Of the lines in the data below, count the ones holding the string "relevant", and answer with that number only.

** start of DATASET ENTRIES **

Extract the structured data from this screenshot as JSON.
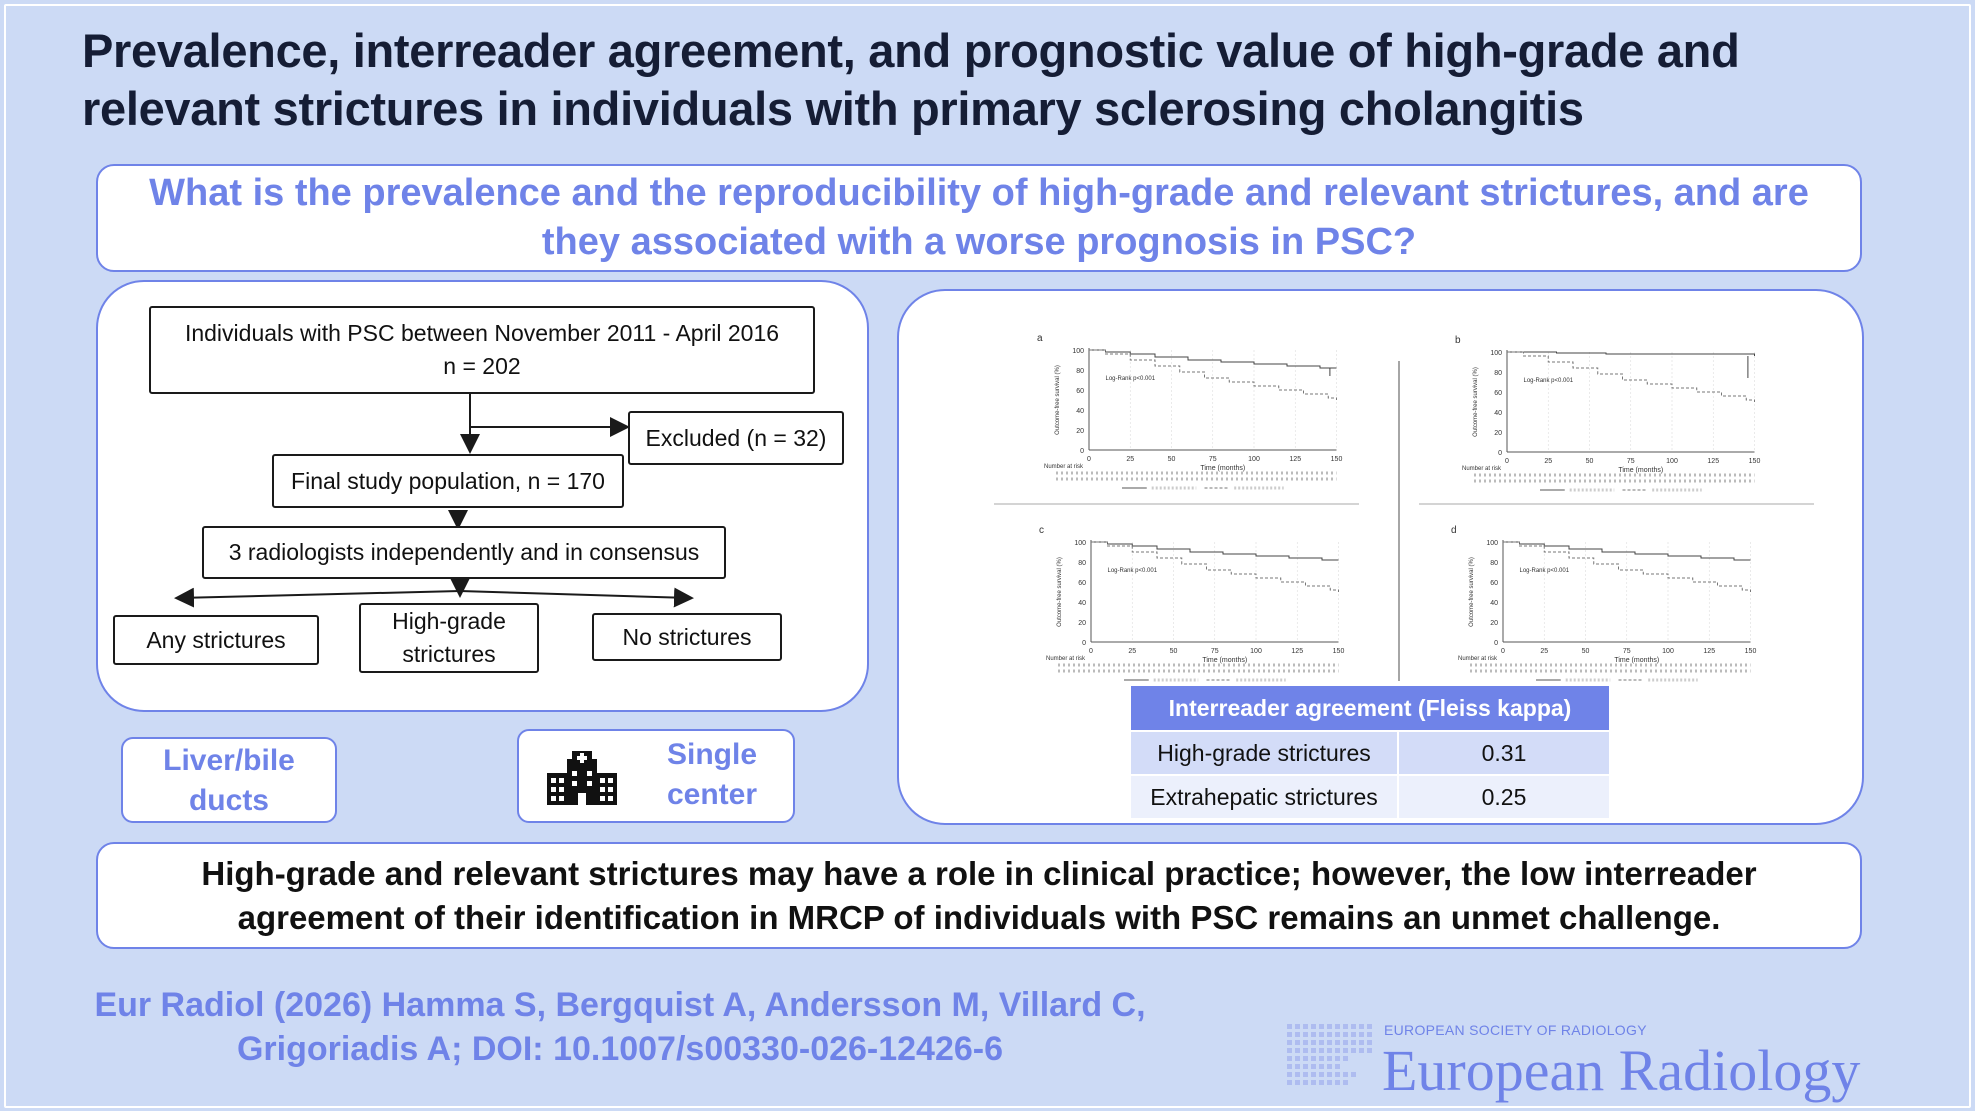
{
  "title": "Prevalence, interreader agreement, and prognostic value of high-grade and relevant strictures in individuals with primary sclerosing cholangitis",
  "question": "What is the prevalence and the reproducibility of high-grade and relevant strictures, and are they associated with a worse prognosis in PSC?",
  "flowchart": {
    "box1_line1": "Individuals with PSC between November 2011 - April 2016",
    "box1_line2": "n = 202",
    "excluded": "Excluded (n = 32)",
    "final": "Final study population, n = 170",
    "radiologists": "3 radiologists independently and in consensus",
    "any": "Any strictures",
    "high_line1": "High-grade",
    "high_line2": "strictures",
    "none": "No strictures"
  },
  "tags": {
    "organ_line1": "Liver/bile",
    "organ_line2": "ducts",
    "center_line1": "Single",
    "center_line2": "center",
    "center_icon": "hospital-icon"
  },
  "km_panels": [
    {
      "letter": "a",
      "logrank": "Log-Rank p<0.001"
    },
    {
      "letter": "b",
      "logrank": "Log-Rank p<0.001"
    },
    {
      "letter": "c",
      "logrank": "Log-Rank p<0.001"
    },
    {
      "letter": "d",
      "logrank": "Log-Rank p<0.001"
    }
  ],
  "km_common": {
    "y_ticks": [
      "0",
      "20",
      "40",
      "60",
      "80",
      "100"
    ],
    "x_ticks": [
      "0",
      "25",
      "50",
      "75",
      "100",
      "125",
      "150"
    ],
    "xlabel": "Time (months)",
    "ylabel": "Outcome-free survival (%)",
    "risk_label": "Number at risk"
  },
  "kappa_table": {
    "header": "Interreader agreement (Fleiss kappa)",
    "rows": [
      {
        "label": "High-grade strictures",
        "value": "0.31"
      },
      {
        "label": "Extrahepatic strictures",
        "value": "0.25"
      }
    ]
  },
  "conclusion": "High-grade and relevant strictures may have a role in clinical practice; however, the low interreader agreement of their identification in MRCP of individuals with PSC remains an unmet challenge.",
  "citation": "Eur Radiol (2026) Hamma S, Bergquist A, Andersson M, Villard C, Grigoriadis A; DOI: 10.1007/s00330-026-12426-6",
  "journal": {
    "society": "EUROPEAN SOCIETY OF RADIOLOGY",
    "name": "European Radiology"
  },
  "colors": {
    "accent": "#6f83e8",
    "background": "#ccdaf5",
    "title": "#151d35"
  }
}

** end of DATASET ENTRIES **

■ WRITTEN RESPONSE
3